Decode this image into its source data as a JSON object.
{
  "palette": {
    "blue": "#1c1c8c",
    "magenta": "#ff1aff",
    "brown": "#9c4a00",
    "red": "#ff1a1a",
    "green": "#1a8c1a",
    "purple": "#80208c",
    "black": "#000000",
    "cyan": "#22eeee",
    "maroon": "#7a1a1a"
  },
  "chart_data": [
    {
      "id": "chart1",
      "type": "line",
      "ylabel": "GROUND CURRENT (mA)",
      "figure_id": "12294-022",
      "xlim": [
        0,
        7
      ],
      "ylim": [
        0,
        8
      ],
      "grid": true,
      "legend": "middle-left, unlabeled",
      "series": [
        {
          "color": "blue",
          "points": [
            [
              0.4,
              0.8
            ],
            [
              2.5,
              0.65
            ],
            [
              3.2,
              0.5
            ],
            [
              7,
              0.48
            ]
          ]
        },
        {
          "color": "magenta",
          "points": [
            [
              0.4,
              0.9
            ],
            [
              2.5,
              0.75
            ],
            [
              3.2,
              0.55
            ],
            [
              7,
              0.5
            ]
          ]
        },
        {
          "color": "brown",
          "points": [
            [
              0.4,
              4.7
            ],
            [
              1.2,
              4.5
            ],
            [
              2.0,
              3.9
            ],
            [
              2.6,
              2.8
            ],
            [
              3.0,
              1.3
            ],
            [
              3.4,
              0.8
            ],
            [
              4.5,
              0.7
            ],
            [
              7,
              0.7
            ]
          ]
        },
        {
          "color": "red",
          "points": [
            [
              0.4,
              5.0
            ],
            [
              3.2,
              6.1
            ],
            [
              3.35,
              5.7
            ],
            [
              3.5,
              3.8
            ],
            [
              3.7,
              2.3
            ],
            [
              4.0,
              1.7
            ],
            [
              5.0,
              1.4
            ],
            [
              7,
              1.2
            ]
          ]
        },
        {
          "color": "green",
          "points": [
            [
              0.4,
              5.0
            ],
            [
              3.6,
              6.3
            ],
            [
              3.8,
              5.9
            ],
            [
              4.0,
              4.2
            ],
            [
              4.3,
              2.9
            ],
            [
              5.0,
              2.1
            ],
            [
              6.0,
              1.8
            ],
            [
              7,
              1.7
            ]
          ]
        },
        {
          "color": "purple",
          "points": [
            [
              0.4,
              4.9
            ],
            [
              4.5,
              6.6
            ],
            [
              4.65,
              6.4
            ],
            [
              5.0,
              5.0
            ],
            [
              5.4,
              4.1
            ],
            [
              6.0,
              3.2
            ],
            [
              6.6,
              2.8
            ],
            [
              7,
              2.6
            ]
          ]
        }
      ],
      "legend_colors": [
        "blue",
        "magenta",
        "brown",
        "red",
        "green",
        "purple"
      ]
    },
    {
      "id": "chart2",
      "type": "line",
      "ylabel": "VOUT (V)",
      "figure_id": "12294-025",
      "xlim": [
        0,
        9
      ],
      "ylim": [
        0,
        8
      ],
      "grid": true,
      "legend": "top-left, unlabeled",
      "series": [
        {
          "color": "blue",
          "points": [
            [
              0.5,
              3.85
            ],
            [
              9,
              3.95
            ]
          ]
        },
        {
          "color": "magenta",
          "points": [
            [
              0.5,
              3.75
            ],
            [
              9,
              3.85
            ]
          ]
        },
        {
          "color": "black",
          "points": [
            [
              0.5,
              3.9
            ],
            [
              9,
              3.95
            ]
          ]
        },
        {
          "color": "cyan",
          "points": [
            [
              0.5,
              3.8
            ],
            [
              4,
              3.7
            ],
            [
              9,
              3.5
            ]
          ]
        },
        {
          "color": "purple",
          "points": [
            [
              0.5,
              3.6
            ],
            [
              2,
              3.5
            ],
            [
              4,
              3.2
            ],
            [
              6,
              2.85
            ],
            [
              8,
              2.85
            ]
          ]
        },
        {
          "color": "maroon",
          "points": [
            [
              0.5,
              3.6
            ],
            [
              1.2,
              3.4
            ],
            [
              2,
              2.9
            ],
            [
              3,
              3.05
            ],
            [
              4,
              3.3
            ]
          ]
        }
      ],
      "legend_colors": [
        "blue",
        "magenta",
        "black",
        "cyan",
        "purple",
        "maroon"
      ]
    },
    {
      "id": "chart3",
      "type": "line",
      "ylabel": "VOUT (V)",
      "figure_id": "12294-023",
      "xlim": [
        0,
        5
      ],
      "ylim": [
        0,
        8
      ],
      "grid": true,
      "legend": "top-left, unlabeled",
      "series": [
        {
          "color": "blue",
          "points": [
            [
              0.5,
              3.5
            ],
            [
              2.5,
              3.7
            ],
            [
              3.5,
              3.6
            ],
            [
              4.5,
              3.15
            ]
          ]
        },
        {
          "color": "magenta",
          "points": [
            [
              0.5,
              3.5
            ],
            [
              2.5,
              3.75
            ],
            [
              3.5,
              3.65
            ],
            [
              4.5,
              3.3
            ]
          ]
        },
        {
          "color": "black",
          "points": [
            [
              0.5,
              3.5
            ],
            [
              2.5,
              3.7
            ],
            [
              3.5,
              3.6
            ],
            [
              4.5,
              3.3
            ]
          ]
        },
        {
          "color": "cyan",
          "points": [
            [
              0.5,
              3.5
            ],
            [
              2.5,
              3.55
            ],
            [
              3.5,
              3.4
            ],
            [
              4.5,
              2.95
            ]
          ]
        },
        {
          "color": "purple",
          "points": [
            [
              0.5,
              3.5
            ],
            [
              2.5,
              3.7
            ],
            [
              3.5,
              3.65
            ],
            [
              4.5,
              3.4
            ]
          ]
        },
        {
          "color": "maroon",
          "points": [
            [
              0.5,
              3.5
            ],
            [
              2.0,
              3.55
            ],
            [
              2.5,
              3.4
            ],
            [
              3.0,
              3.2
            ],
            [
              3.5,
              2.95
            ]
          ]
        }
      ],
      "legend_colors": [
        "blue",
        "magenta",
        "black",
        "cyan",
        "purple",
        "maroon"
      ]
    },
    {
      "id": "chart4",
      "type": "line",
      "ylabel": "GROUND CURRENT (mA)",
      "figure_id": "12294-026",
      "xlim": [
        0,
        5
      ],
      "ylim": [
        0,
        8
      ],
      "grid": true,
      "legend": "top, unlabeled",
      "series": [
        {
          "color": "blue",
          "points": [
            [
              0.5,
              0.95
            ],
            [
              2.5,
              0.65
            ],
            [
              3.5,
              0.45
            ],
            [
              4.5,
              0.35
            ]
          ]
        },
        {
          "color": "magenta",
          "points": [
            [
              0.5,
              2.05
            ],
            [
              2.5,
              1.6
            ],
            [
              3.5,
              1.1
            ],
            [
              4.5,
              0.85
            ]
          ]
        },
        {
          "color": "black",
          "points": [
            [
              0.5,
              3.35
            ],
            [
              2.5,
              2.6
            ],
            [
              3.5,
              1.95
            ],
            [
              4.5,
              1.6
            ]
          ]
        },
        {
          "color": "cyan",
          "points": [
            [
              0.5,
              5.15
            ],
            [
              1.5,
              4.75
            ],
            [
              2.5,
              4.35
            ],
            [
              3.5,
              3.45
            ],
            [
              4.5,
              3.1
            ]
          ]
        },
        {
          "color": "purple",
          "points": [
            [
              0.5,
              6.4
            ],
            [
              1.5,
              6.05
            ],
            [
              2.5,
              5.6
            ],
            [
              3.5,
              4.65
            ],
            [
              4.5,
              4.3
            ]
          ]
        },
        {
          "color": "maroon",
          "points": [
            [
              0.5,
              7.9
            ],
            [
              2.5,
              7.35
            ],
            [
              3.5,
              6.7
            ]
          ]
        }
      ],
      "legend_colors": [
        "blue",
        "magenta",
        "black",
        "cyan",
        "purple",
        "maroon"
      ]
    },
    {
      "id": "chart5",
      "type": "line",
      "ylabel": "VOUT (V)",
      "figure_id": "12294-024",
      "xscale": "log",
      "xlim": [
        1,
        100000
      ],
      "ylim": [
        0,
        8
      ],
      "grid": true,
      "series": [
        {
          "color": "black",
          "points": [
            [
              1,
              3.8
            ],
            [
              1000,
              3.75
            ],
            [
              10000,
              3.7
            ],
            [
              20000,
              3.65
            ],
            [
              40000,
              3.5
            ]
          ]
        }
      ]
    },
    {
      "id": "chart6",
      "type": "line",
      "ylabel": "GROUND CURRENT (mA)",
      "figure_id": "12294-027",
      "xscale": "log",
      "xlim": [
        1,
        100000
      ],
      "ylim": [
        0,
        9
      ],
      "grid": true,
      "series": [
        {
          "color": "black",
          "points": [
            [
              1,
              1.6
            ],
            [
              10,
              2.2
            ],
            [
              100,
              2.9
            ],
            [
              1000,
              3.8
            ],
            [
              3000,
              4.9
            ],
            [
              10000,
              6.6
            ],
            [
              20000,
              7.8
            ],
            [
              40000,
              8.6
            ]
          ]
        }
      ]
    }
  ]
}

——————————

What to produce:
Copy out every line of the material above that mentions the word "unlabeled".

Output for this exercise:
      "legend": "middle-left, unlabeled",
      "legend": "top-left, unlabeled",
      "legend": "top-left, unlabeled",
      "legend": "top, unlabeled",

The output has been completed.